Check each line of the material. Copy those containing "Dutch".
── RAW DATA
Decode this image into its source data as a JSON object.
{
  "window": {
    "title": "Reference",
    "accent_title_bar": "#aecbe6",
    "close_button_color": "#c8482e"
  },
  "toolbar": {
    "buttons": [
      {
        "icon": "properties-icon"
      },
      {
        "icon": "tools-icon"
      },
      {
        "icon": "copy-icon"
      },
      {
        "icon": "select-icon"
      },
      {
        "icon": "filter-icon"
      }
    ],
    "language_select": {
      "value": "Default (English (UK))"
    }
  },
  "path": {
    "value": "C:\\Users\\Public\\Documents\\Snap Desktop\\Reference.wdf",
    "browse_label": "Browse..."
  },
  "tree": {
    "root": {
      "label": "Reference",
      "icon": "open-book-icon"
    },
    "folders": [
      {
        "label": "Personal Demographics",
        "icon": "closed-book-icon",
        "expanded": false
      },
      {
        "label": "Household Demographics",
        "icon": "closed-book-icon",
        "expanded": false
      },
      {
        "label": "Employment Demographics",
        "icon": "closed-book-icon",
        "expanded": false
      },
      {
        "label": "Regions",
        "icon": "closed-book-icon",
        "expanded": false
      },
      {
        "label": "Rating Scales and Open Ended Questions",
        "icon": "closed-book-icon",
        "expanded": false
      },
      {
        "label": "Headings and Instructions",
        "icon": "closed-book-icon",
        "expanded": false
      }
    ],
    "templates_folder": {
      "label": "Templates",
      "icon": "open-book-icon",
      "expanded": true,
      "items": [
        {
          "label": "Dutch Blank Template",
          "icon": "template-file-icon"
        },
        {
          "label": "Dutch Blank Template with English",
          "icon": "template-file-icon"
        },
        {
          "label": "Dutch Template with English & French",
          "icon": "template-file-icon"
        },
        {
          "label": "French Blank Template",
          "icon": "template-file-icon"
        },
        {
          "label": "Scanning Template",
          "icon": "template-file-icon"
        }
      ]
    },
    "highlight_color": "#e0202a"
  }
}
────
── RAW DATA
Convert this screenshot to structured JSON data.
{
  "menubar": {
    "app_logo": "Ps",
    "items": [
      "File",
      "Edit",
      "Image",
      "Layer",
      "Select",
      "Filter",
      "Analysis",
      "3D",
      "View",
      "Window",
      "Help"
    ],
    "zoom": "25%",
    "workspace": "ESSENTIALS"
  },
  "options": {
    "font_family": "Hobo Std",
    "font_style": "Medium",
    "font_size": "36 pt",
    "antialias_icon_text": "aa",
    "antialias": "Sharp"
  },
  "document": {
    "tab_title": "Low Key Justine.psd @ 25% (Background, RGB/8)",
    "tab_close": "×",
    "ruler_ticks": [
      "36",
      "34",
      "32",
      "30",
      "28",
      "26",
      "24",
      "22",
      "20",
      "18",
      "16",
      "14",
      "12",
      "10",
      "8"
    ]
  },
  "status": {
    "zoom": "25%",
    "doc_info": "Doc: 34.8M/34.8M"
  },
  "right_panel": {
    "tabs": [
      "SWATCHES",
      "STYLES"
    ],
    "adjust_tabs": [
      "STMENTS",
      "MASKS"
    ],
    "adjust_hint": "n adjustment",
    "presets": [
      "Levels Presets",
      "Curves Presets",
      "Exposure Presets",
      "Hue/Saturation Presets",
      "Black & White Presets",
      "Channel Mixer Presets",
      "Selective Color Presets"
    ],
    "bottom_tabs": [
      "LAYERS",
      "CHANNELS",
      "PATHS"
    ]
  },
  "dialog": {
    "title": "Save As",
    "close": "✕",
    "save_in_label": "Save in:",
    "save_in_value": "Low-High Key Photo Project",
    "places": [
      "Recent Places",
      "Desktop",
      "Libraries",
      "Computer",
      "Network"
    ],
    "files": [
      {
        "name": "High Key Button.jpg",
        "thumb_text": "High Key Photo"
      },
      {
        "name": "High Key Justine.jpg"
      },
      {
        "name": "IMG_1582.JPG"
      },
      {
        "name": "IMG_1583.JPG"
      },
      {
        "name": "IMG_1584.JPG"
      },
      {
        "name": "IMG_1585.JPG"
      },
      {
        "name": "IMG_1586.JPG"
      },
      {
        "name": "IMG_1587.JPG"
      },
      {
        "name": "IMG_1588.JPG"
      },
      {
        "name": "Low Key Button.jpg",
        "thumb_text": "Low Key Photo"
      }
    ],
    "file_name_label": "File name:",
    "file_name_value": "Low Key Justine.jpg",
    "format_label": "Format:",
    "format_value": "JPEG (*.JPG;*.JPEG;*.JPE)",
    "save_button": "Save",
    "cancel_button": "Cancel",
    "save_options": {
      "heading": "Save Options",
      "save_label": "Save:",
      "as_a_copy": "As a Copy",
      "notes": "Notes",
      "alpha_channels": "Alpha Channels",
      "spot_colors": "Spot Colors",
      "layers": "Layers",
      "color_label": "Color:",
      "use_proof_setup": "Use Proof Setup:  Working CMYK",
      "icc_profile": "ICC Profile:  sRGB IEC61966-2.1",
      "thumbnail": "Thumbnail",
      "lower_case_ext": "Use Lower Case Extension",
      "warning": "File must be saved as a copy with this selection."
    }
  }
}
────
## EXERCISE ANSWER
          "label": "Dutch Blank Template",
          "label": "Dutch Blank Template with English",
          "label": "Dutch Template with English & French",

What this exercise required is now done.